EXERCISE >> Can you copy the lines from the one that contains "Give me a plain-text" through the end of the material below, exactly and with nothing else?

Collected data
━━━

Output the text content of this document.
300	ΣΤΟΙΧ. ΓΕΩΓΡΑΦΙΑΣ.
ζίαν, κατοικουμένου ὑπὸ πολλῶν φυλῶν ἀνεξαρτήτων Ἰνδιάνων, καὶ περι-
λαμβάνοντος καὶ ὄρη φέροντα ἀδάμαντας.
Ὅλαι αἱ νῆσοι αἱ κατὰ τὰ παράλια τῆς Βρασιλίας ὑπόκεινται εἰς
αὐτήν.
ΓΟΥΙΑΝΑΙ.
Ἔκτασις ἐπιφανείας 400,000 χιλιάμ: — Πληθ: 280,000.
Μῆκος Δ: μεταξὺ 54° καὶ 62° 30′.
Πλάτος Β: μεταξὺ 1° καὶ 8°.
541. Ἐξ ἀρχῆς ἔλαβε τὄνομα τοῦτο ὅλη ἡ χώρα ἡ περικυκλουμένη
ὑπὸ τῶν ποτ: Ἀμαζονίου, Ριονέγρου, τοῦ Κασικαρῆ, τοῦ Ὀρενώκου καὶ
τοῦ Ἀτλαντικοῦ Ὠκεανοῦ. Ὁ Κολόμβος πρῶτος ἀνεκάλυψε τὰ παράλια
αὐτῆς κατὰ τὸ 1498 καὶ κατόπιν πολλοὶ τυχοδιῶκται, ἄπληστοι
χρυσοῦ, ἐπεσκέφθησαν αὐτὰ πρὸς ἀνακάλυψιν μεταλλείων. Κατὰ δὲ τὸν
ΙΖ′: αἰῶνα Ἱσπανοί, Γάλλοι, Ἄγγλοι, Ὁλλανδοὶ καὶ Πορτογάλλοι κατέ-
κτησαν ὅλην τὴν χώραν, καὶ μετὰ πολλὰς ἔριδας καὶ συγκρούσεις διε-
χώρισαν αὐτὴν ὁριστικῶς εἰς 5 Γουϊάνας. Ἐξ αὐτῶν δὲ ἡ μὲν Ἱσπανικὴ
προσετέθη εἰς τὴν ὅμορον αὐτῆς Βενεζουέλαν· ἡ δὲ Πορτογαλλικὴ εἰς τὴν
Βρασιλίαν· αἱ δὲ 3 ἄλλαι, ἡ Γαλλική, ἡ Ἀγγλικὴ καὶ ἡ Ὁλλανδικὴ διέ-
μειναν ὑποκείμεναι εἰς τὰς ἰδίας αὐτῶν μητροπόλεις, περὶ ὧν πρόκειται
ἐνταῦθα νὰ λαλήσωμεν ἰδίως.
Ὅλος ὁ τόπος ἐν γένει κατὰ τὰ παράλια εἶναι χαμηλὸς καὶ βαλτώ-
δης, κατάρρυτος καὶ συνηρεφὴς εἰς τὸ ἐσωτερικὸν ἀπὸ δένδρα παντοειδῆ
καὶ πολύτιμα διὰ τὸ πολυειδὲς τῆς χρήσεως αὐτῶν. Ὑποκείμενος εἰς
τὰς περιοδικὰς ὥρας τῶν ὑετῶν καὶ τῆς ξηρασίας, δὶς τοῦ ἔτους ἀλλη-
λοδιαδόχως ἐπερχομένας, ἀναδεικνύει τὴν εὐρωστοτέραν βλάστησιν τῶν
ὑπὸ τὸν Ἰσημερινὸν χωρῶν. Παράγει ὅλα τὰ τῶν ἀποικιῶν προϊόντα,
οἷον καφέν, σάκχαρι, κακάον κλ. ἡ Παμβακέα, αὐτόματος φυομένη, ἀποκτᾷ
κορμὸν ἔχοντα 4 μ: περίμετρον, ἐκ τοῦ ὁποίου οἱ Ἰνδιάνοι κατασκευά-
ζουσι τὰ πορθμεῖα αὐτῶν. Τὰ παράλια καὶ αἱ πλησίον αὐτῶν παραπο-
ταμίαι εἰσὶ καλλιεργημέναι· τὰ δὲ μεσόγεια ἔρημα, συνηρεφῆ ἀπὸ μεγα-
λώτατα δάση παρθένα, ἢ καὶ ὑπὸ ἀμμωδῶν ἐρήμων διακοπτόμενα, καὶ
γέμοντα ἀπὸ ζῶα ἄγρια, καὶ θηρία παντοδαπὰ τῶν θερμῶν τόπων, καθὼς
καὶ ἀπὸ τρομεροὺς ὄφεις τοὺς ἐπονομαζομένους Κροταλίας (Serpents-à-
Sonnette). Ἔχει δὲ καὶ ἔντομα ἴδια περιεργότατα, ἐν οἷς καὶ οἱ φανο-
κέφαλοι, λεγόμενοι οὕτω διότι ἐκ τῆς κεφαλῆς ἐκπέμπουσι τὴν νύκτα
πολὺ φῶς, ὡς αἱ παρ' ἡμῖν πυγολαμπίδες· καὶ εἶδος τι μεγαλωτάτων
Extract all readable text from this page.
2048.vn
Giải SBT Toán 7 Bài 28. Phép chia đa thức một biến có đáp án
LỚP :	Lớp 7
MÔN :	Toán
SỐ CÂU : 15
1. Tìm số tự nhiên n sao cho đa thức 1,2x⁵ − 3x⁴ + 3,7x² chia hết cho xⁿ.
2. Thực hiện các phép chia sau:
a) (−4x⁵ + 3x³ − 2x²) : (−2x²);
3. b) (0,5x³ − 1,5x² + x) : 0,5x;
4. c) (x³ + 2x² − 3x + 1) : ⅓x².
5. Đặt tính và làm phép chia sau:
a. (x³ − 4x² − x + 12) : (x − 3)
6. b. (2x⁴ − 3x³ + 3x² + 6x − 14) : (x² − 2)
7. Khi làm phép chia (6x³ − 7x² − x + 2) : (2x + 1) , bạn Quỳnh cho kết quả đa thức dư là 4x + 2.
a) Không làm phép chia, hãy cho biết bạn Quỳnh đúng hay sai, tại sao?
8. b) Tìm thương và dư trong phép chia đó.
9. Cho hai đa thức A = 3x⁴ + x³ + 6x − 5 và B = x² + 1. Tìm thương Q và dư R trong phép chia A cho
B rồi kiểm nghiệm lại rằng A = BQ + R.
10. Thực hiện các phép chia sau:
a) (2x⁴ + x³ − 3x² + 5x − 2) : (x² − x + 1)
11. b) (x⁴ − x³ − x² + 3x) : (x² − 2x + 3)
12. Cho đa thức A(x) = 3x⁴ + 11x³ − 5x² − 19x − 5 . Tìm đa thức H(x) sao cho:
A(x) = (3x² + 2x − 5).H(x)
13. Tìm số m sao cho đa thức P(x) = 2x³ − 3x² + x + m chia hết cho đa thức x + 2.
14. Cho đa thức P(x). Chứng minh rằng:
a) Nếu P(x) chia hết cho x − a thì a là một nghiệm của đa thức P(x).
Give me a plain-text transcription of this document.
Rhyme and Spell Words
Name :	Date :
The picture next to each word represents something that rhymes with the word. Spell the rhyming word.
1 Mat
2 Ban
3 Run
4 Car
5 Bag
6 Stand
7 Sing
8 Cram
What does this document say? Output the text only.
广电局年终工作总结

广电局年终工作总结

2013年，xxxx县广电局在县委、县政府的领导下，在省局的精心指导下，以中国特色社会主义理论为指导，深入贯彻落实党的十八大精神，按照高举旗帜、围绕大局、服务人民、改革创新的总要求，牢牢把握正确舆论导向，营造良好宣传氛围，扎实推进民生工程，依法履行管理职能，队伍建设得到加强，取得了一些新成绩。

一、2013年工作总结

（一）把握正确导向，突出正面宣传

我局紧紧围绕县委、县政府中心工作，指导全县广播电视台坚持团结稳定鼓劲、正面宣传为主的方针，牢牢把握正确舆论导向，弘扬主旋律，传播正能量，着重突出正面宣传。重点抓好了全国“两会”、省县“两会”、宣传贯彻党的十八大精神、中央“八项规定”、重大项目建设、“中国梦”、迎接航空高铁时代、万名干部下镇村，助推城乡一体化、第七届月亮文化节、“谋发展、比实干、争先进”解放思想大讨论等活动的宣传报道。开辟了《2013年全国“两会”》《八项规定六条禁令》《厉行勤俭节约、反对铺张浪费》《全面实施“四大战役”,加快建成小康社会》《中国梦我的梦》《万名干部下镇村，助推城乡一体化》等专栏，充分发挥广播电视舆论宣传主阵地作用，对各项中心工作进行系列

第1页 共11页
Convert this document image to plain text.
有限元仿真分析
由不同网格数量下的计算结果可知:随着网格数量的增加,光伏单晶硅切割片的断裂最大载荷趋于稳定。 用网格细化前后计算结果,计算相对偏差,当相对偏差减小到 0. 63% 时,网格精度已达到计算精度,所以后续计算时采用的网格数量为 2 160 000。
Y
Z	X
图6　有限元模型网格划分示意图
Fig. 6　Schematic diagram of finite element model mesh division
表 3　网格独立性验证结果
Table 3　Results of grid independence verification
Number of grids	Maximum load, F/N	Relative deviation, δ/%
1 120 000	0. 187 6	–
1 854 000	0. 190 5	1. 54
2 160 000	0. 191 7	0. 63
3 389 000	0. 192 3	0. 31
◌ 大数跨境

━━━

ANSWER IN FULL >>
Give me a plain-text transcription of this document.
Rhyme and Spell Words
Name :	Date :
The picture next to each word represents something that rhymes with the word. Spell the rhyming word.
1 Mat
2 Ban
3 Run
4 Car
5 Bag
6 Stand
7 Sing
8 Cram
What does this document say? Output the text only.
广电局年终工作总结

广电局年终工作总结

2013年，xxxx县广电局在县委、县政府的领导下，在省局的精心指导下，以中国特色社会主义理论为指导，深入贯彻落实党的十八大精神，按照高举旗帜、围绕大局、服务人民、改革创新的总要求，牢牢把握正确舆论导向，营造良好宣传氛围，扎实推进民生工程，依法履行管理职能，队伍建设得到加强，取得了一些新成绩。

一、2013年工作总结

（一）把握正确导向，突出正面宣传

我局紧紧围绕县委、县政府中心工作，指导全县广播电视台坚持团结稳定鼓劲、正面宣传为主的方针，牢牢把握正确舆论导向，弘扬主旋律，传播正能量，着重突出正面宣传。重点抓好了全国“两会”、省县“两会”、宣传贯彻党的十八大精神、中央“八项规定”、重大项目建设、“中国梦”、迎接航空高铁时代、万名干部下镇村，助推城乡一体化、第七届月亮文化节、“谋发展、比实干、争先进”解放思想大讨论等活动的宣传报道。开辟了《2013年全国“两会”》《八项规定六条禁令》《厉行勤俭节约、反对铺张浪费》《全面实施“四大战役”,加快建成小康社会》《中国梦我的梦》《万名干部下镇村，助推城乡一体化》等专栏，充分发挥广播电视舆论宣传主阵地作用，对各项中心工作进行系列

第1页 共11页
Convert this document image to plain text.
有限元仿真分析
由不同网格数量下的计算结果可知:随着网格数量的增加,光伏单晶硅切割片的断裂最大载荷趋于稳定。 用网格细化前后计算结果,计算相对偏差,当相对偏差减小到 0. 63% 时,网格精度已达到计算精度,所以后续计算时采用的网格数量为 2 160 000。
Y
Z	X
图6　有限元模型网格划分示意图
Fig. 6　Schematic diagram of finite element model mesh division
表 3　网格独立性验证结果
Table 3　Results of grid independence verification
Number of grids	Maximum load, F/N	Relative deviation, δ/%
1 120 000	0. 187 6	–
1 854 000	0. 190 5	1. 54
2 160 000	0. 191 7	0. 63
3 389 000	0. 192 3	0. 31
◌ 大数跨境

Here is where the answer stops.